> [MATERIAL PROVIDED]
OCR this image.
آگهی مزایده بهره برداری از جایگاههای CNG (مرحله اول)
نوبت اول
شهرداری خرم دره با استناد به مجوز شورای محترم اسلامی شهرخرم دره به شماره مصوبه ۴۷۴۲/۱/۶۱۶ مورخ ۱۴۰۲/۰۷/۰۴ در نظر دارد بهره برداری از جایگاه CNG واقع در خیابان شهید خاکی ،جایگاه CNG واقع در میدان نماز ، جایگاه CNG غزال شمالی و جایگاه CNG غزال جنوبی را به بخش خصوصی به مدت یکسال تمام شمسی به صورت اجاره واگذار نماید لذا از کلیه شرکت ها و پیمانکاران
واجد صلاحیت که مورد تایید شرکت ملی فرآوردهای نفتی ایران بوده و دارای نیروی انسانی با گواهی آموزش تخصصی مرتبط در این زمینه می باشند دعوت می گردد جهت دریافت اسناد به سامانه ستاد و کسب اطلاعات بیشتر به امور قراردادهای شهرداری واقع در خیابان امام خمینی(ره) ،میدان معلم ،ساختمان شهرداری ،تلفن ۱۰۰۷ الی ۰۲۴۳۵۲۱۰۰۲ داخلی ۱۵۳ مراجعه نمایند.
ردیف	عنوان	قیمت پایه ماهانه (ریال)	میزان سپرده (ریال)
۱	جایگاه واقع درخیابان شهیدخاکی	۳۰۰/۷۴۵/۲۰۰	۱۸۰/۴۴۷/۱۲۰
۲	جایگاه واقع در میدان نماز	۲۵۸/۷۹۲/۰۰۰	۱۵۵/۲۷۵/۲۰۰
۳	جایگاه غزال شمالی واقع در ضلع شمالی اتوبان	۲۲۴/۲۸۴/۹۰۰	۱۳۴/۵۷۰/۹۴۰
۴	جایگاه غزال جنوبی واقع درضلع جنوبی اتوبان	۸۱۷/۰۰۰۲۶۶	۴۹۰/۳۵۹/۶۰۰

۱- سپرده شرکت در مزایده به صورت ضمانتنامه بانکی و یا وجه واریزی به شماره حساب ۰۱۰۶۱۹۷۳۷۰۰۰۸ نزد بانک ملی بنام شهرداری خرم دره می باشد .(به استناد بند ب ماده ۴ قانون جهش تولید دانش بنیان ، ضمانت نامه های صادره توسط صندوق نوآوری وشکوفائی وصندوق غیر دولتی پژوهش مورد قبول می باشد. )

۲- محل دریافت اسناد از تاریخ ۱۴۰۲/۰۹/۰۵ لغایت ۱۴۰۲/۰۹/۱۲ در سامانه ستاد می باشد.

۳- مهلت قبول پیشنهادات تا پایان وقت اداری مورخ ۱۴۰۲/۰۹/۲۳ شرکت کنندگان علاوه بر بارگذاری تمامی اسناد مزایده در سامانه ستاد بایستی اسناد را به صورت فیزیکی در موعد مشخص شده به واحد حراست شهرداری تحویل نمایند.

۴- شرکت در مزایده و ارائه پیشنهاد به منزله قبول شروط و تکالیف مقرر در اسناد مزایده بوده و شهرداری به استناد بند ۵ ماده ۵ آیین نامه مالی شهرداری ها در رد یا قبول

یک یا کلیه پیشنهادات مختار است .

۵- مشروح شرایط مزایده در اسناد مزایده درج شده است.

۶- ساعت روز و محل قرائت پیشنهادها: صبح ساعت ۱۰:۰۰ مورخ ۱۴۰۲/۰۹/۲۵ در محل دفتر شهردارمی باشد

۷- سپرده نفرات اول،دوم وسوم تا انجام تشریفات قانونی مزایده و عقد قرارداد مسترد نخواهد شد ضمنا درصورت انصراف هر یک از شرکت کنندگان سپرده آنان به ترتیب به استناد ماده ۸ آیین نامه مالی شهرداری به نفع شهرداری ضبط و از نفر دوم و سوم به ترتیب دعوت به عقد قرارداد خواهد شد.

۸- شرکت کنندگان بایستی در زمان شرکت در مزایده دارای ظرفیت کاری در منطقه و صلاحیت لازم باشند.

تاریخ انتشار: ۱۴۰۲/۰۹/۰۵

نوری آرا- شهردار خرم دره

--

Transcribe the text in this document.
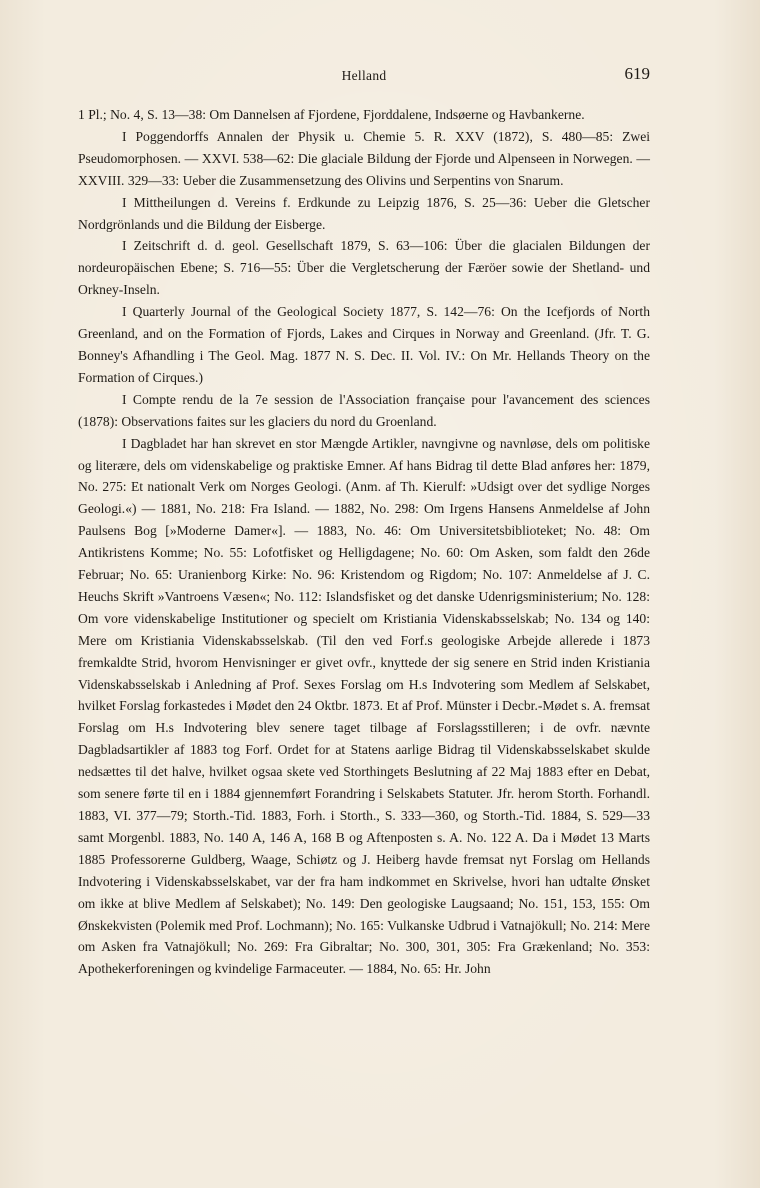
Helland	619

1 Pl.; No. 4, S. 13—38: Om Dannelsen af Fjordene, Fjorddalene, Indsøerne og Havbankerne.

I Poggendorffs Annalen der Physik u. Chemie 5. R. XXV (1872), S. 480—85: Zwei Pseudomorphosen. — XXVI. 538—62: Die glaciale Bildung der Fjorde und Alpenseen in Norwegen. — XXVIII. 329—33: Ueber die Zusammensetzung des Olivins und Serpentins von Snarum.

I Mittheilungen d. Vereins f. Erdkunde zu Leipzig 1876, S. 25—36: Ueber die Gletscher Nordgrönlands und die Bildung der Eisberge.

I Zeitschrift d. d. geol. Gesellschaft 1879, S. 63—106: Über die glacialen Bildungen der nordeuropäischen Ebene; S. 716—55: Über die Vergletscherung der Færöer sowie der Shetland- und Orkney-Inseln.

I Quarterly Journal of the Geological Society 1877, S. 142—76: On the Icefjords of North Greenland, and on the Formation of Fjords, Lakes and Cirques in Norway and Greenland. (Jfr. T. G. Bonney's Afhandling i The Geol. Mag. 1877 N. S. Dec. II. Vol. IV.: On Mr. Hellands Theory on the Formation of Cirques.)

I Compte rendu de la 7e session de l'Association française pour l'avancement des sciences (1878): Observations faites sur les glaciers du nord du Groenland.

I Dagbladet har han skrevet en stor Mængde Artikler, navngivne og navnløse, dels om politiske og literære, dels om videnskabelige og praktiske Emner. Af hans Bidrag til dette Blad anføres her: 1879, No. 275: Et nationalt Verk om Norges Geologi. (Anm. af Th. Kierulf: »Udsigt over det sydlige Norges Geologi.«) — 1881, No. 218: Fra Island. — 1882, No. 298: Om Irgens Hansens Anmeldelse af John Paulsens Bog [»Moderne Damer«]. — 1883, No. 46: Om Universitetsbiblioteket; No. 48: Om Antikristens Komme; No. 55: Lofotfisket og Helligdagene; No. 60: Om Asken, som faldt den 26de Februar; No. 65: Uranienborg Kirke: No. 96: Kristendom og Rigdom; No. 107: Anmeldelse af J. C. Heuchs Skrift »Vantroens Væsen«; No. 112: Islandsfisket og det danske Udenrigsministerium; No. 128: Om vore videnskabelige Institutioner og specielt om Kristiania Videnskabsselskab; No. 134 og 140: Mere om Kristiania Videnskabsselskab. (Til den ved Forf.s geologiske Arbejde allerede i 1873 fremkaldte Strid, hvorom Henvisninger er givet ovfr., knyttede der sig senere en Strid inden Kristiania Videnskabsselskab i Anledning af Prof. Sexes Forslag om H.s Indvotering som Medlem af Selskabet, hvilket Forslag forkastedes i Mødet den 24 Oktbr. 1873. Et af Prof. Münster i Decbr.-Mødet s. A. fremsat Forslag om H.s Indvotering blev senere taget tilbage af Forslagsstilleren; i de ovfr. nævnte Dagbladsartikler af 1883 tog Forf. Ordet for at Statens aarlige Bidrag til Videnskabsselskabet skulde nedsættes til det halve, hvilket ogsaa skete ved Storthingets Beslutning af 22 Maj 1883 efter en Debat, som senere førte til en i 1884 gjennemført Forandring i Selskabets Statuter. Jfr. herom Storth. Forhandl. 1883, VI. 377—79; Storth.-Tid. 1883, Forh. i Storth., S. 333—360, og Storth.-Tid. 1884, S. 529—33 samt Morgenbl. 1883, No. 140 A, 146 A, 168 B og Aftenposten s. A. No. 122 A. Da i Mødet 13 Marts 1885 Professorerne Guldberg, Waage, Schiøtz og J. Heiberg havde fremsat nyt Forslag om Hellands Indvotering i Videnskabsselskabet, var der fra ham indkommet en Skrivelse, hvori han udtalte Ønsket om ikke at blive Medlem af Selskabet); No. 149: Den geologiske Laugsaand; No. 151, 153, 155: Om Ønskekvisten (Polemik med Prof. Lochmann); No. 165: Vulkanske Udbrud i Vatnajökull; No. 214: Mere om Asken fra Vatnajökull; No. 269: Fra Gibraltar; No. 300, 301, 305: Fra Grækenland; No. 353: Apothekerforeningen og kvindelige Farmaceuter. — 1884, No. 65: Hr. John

---

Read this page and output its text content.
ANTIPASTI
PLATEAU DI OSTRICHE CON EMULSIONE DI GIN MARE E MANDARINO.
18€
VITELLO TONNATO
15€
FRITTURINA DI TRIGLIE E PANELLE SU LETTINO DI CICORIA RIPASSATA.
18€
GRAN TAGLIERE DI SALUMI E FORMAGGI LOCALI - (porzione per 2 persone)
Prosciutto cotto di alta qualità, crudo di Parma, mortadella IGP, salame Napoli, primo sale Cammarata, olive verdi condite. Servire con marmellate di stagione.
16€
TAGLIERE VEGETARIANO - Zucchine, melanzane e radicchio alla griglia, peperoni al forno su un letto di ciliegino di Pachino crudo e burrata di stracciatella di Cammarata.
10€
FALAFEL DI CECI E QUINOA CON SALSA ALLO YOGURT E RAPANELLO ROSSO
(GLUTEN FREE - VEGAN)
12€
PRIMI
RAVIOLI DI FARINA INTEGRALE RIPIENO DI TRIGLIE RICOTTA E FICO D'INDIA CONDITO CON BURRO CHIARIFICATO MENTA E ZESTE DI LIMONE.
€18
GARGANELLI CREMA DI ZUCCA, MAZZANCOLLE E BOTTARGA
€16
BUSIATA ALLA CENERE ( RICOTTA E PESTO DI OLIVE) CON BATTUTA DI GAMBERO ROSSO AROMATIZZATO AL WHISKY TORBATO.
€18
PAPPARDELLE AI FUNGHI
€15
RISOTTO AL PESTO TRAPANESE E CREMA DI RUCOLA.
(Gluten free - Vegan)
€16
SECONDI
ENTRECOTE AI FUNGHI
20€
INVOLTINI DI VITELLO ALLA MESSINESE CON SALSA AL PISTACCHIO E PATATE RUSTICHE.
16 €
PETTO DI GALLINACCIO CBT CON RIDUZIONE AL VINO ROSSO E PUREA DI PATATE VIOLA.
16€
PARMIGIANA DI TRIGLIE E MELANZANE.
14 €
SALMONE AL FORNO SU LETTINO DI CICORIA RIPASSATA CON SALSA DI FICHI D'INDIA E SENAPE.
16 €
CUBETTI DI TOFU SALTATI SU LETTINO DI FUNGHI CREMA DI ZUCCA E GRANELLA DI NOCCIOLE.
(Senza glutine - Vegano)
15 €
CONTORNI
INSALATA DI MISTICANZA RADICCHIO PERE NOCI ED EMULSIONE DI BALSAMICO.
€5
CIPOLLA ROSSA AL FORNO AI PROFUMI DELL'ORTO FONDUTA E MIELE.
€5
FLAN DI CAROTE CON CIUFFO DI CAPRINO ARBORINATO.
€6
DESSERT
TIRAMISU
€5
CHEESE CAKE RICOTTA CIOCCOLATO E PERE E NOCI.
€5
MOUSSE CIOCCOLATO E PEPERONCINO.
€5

> [PROMPT]
Copy all lines from the data that hold the word "TAGLIERE".

> [ANSWER IN FULL]
GRAN TAGLIERE DI SALUMI E FORMAGGI LOCALI - (porzione per 2 persone)
TAGLIERE VEGETARIANO - Zucchine, melanzane e radicchio alla griglia, peperoni al forno su un letto di ciliegino di Pachino crudo e burrata di stracciatella di Cammarata.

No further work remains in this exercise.